• **Goal of the exercise**
Reproduce every line of the entries below verbatim, without changing, adding, or omitting anything.

• **Records for the task**
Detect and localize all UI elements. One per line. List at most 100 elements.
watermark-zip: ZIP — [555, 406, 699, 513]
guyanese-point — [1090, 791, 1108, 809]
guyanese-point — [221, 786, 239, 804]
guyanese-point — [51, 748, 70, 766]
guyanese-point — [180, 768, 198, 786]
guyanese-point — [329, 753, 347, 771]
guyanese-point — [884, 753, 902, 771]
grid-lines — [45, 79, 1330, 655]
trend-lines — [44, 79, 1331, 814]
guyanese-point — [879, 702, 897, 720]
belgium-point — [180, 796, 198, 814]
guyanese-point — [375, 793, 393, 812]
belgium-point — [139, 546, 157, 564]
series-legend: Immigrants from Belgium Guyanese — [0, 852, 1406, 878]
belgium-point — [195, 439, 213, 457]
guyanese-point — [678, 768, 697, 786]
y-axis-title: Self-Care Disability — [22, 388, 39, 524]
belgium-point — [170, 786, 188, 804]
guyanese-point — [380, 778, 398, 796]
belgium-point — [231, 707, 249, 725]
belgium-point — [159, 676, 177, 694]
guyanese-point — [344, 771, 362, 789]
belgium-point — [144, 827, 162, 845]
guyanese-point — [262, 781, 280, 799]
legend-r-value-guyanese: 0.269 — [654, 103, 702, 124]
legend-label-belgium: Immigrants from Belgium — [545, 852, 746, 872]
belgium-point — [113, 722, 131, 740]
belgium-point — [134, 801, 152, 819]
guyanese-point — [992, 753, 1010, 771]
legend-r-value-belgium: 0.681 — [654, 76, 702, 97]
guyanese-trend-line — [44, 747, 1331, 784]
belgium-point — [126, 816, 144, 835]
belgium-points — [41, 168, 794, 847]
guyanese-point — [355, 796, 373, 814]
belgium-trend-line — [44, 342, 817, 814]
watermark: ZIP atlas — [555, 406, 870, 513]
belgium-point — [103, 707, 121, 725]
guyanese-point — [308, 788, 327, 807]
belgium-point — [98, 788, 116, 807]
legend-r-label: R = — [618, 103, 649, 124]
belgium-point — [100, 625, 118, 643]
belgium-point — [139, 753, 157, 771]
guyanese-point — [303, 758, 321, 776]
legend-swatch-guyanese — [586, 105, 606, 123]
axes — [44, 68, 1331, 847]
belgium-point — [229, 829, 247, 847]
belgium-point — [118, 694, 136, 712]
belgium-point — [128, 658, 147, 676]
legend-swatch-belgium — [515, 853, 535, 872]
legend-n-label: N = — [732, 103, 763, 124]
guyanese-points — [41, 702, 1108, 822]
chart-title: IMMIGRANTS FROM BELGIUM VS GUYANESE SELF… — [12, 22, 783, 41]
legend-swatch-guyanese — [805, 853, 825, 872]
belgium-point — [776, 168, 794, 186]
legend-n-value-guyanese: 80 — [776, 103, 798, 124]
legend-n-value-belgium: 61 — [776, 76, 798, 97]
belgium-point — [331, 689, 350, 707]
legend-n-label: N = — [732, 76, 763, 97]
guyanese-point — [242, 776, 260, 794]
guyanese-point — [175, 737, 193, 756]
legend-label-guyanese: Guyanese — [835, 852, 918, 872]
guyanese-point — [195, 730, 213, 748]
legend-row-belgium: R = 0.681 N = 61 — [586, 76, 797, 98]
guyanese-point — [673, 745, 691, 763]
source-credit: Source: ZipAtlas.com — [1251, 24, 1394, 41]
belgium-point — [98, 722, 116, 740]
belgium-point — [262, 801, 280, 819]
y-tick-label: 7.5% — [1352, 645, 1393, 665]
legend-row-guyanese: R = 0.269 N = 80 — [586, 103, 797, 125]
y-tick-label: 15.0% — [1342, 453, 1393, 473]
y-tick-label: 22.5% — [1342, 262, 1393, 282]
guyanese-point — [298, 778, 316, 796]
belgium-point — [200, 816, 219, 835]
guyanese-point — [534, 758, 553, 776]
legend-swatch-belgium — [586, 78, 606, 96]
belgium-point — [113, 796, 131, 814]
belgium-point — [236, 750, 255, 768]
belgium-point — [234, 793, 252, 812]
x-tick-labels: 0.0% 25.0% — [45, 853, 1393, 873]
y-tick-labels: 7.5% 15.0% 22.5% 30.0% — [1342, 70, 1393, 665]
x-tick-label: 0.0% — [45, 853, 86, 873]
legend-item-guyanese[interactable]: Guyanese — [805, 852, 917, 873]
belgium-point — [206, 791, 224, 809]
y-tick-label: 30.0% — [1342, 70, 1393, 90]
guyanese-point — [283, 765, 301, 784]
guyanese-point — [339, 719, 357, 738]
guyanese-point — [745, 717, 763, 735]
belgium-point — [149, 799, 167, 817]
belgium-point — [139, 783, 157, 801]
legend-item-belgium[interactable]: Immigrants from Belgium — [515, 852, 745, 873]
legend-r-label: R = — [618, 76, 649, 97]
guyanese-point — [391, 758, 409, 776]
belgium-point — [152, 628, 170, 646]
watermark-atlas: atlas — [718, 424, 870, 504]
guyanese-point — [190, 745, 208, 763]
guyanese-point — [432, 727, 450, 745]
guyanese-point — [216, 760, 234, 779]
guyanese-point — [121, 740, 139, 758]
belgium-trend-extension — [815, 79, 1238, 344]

• **Exercise output**
Detect and localize all UI elements. One per line. List at most 100 elements.
watermark-zip: ZIP — [555, 406, 699, 513]
guyanese-point — [1090, 791, 1108, 809]
guyanese-point — [221, 786, 239, 804]
guyanese-point — [51, 748, 70, 766]
guyanese-point — [180, 768, 198, 786]
guyanese-point — [329, 753, 347, 771]
guyanese-point — [884, 753, 902, 771]
grid-lines — [45, 79, 1330, 655]
trend-lines — [44, 79, 1331, 814]
guyanese-point — [879, 702, 897, 720]
belgium-point — [180, 796, 198, 814]
guyanese-point — [375, 793, 393, 812]
belgium-point — [139, 546, 157, 564]
series-legend: Immigrants from Belgium Guyanese — [0, 852, 1406, 878]
belgium-point — [195, 439, 213, 457]
guyanese-point — [678, 768, 697, 786]
y-axis-title: Self-Care Disability — [22, 388, 39, 524]
belgium-point — [170, 786, 188, 804]
guyanese-point — [380, 778, 398, 796]
belgium-point — [231, 707, 249, 725]
belgium-point — [159, 676, 177, 694]
guyanese-point — [344, 771, 362, 789]
belgium-point — [144, 827, 162, 845]
guyanese-point — [262, 781, 280, 799]
legend-r-value-guyanese: 0.269 — [654, 103, 702, 124]
legend-label-belgium: Immigrants from Belgium — [545, 852, 746, 872]
belgium-point — [113, 722, 131, 740]
belgium-point — [134, 801, 152, 819]
guyanese-point — [992, 753, 1010, 771]
legend-r-value-belgium: 0.681 — [654, 76, 702, 97]
guyanese-trend-line — [44, 747, 1331, 784]
belgium-point — [126, 816, 144, 835]
belgium-points — [41, 168, 794, 847]
guyanese-point — [355, 796, 373, 814]
belgium-trend-line — [44, 342, 817, 814]
watermark: ZIP atlas — [555, 406, 870, 513]
belgium-point — [103, 707, 121, 725]
guyanese-point — [308, 788, 327, 807]
belgium-point — [98, 788, 116, 807]
legend-r-label: R = — [618, 103, 649, 124]
belgium-point — [100, 625, 118, 643]
belgium-point — [139, 753, 157, 771]
guyanese-point — [303, 758, 321, 776]
legend-swatch-guyanese — [586, 105, 606, 123]
axes — [44, 68, 1331, 847]
belgium-point — [229, 829, 247, 847]
belgium-point — [118, 694, 136, 712]
belgium-point — [128, 658, 147, 676]
legend-swatch-belgium — [515, 853, 535, 872]
legend-n-label: N = — [732, 103, 763, 124]
guyanese-points — [41, 702, 1108, 822]
chart-title: IMMIGRANTS FROM BELGIUM VS GUYANESE SELF… — [12, 22, 783, 41]
legend-swatch-guyanese — [805, 853, 825, 872]
belgium-point — [776, 168, 794, 186]
legend-n-value-guyanese: 80 — [776, 103, 798, 124]
legend-n-value-belgium: 61 — [776, 76, 798, 97]
belgium-point — [331, 689, 350, 707]
legend-n-label: N = — [732, 76, 763, 97]
guyanese-point — [242, 776, 260, 794]
guyanese-point — [175, 737, 193, 756]
legend-label-guyanese: Guyanese — [835, 852, 918, 872]
guyanese-point — [195, 730, 213, 748]
legend-row-belgium: R = 0.681 N = 61 — [586, 76, 797, 98]
guyanese-point — [673, 745, 691, 763]
source-credit: Source: ZipAtlas.com — [1251, 24, 1394, 41]
belgium-point — [98, 722, 116, 740]
belgium-point — [262, 801, 280, 819]
y-tick-label: 7.5% — [1352, 645, 1393, 665]
legend-row-guyanese: R = 0.269 N = 80 — [586, 103, 797, 125]
y-tick-label: 15.0% — [1342, 453, 1393, 473]
y-tick-label: 22.5% — [1342, 262, 1393, 282]
guyanese-point — [298, 778, 316, 796]
belgium-point — [200, 816, 219, 835]
guyanese-point — [534, 758, 553, 776]
legend-swatch-belgium — [586, 78, 606, 96]
belgium-point — [113, 796, 131, 814]
belgium-point — [236, 750, 255, 768]
belgium-point — [234, 793, 252, 812]
x-tick-labels: 0.0% 25.0% — [45, 853, 1393, 873]
y-tick-labels: 7.5% 15.0% 22.5% 30.0% — [1342, 70, 1393, 665]
x-tick-label: 0.0% — [45, 853, 86, 873]
legend-item-guyanese[interactable]: Guyanese — [805, 852, 917, 873]
belgium-point — [206, 791, 224, 809]
y-tick-label: 30.0% — [1342, 70, 1393, 90]
guyanese-point — [283, 765, 301, 784]
guyanese-point — [339, 719, 357, 738]
guyanese-point — [745, 717, 763, 735]
belgium-point — [149, 799, 167, 817]
belgium-point — [139, 783, 157, 801]
legend-item-belgium[interactable]: Immigrants from Belgium — [515, 852, 745, 873]
legend-r-label: R = — [618, 76, 649, 97]
guyanese-point — [391, 758, 409, 776]
belgium-point — [152, 628, 170, 646]
watermark-atlas: atlas — [718, 424, 870, 504]
guyanese-point — [190, 745, 208, 763]
guyanese-point — [432, 727, 450, 745]
guyanese-point — [216, 760, 234, 779]
guyanese-point — [121, 740, 139, 758]
belgium-trend-extension — [815, 79, 1238, 344]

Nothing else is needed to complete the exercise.